## GIVEN TASK:
Report every line from the material that contains the word "Chance".

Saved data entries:
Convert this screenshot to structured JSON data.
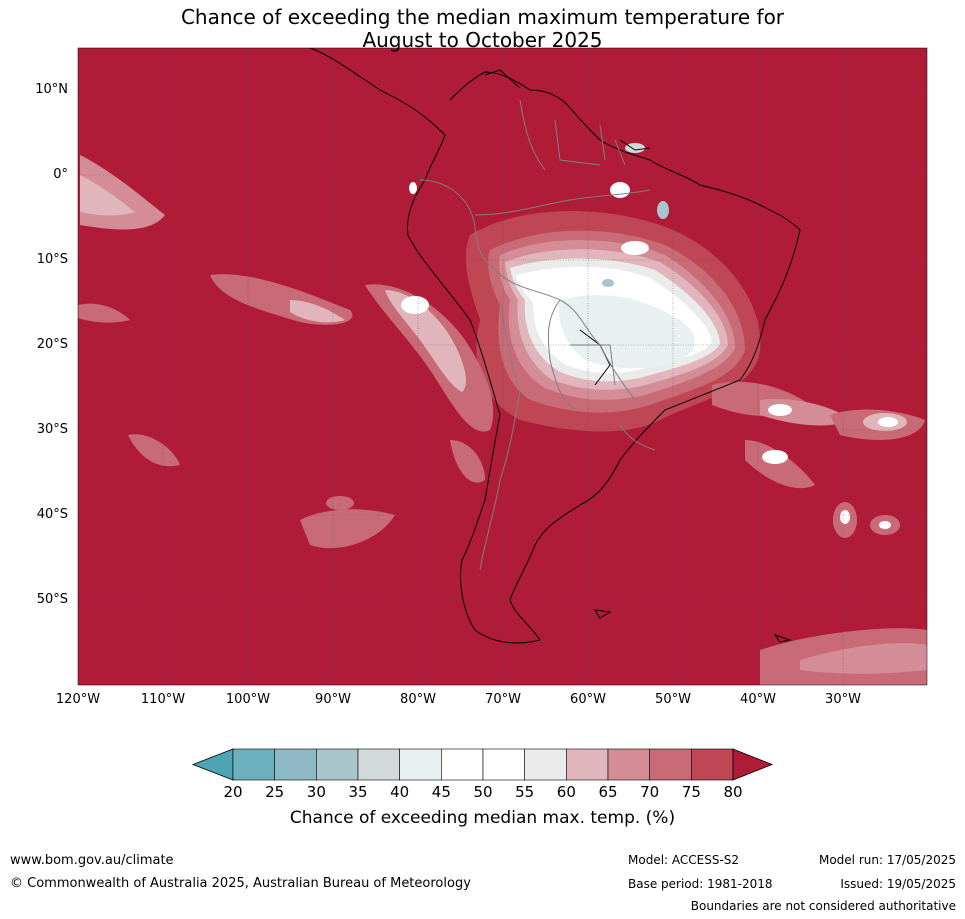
{
  "title_line1": "Chance of exceeding the median maximum temperature for",
  "title_line2": "August to October 2025",
  "lat_labels": [
    "10°N",
    "0°",
    "10°S",
    "20°S",
    "30°S",
    "40°S",
    "50°S"
  ],
  "lon_labels": [
    "120°W",
    "110°W",
    "100°W",
    "90°W",
    "80°W",
    "70°W",
    "60°W",
    "50°W",
    "40°W",
    "30°W"
  ],
  "map_extent": {
    "lon": [
      -120,
      -20
    ],
    "lat": [
      -60,
      15
    ]
  },
  "colorbar": {
    "ticks": [
      "20",
      "25",
      "30",
      "35",
      "40",
      "45",
      "50",
      "55",
      "60",
      "65",
      "70",
      "75",
      "80"
    ],
    "colors": [
      "#4ea4b3",
      "#6cafbd",
      "#8cb9c4",
      "#a9c6cc",
      "#d2d9db",
      "#e9f0f2",
      "#ffffff",
      "#ffffff",
      "#ebebeb",
      "#e0b6bc",
      "#d48c96",
      "#c96b76",
      "#bf4654",
      "#b01c38"
    ],
    "label": "Chance of exceeding median max. temp. (%)"
  },
  "footer": {
    "url": "www.bom.gov.au/climate",
    "copyright": "© Commonwealth of Australia 2025, Australian Bureau of Meteorology",
    "model": "Model: ACCESS-S2",
    "base_period": "Base period: 1981-2018",
    "model_run": "Model run: 17/05/2025",
    "issued": "Issued: 19/05/2025",
    "boundaries": "Boundaries are not considered authoritative"
  }
}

## WORKED ANSWER:
  "title_line1": "Chance of exceeding the median maximum temperature for",
    "label": "Chance of exceeding median max. temp. (%)"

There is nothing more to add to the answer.